* WRITTEN PROBLEM:
Can you give the records below again with every "legend-label" swapped for "colorbar-label" and everything else left unchanged?

* INFORMATION PROVIDED:
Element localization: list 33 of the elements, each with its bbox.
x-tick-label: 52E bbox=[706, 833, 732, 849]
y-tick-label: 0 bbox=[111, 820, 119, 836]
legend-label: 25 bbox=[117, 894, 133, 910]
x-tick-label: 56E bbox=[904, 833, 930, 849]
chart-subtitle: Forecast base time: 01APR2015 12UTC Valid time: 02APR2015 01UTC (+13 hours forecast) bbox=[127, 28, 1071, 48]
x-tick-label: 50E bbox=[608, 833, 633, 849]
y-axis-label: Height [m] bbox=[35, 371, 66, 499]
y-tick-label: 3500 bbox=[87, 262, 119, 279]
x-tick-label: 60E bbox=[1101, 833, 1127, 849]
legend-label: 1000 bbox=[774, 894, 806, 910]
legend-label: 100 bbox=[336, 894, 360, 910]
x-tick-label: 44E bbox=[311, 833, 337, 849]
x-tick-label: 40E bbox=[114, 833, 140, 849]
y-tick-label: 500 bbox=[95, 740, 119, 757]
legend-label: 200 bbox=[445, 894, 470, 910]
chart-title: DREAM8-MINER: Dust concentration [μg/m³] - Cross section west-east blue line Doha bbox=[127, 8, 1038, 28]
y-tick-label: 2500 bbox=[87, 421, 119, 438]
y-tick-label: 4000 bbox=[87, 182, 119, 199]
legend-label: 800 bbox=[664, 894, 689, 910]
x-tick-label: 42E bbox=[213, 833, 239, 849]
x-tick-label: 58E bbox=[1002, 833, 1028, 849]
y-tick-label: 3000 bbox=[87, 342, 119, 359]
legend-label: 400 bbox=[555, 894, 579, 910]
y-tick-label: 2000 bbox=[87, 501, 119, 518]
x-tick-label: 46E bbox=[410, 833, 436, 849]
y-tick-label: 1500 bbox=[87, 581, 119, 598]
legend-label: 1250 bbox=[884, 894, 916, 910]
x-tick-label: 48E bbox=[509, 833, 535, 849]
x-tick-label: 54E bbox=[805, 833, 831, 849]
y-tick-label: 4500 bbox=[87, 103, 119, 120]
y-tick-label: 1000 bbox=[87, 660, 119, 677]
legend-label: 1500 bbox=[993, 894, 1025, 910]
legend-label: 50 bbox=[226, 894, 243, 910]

* ANSWER FOR THIS EXERCISE:
Element localization: list 33 of the elements, each with its bbox.
x-tick-label: 52E bbox=[706, 833, 732, 849]
y-tick-label: 0 bbox=[111, 820, 119, 836]
colorbar-label: 25 bbox=[117, 894, 133, 910]
x-tick-label: 56E bbox=[904, 833, 930, 849]
chart-subtitle: Forecast base time: 01APR2015 12UTC Valid time: 02APR2015 01UTC (+13 hours forecast) bbox=[127, 28, 1071, 48]
x-tick-label: 50E bbox=[608, 833, 633, 849]
y-axis-label: Height [m] bbox=[35, 371, 66, 499]
y-tick-label: 3500 bbox=[87, 262, 119, 279]
x-tick-label: 60E bbox=[1101, 833, 1127, 849]
colorbar-label: 1000 bbox=[774, 894, 806, 910]
colorbar-label: 100 bbox=[336, 894, 360, 910]
x-tick-label: 44E bbox=[311, 833, 337, 849]
x-tick-label: 40E bbox=[114, 833, 140, 849]
y-tick-label: 500 bbox=[95, 740, 119, 757]
colorbar-label: 200 bbox=[445, 894, 470, 910]
chart-title: DREAM8-MINER: Dust concentration [μg/m³] - Cross section west-east blue line Doha bbox=[127, 8, 1038, 28]
y-tick-label: 2500 bbox=[87, 421, 119, 438]
y-tick-label: 4000 bbox=[87, 182, 119, 199]
colorbar-label: 800 bbox=[664, 894, 689, 910]
x-tick-label: 42E bbox=[213, 833, 239, 849]
x-tick-label: 58E bbox=[1002, 833, 1028, 849]
y-tick-label: 3000 bbox=[87, 342, 119, 359]
colorbar-label: 400 bbox=[555, 894, 579, 910]
y-tick-label: 2000 bbox=[87, 501, 119, 518]
x-tick-label: 46E bbox=[410, 833, 436, 849]
y-tick-label: 1500 bbox=[87, 581, 119, 598]
colorbar-label: 1250 bbox=[884, 894, 916, 910]
x-tick-label: 48E bbox=[509, 833, 535, 849]
x-tick-label: 54E bbox=[805, 833, 831, 849]
y-tick-label: 4500 bbox=[87, 103, 119, 120]
y-tick-label: 1000 bbox=[87, 660, 119, 677]
colorbar-label: 1500 bbox=[993, 894, 1025, 910]
colorbar-label: 50 bbox=[226, 894, 243, 910]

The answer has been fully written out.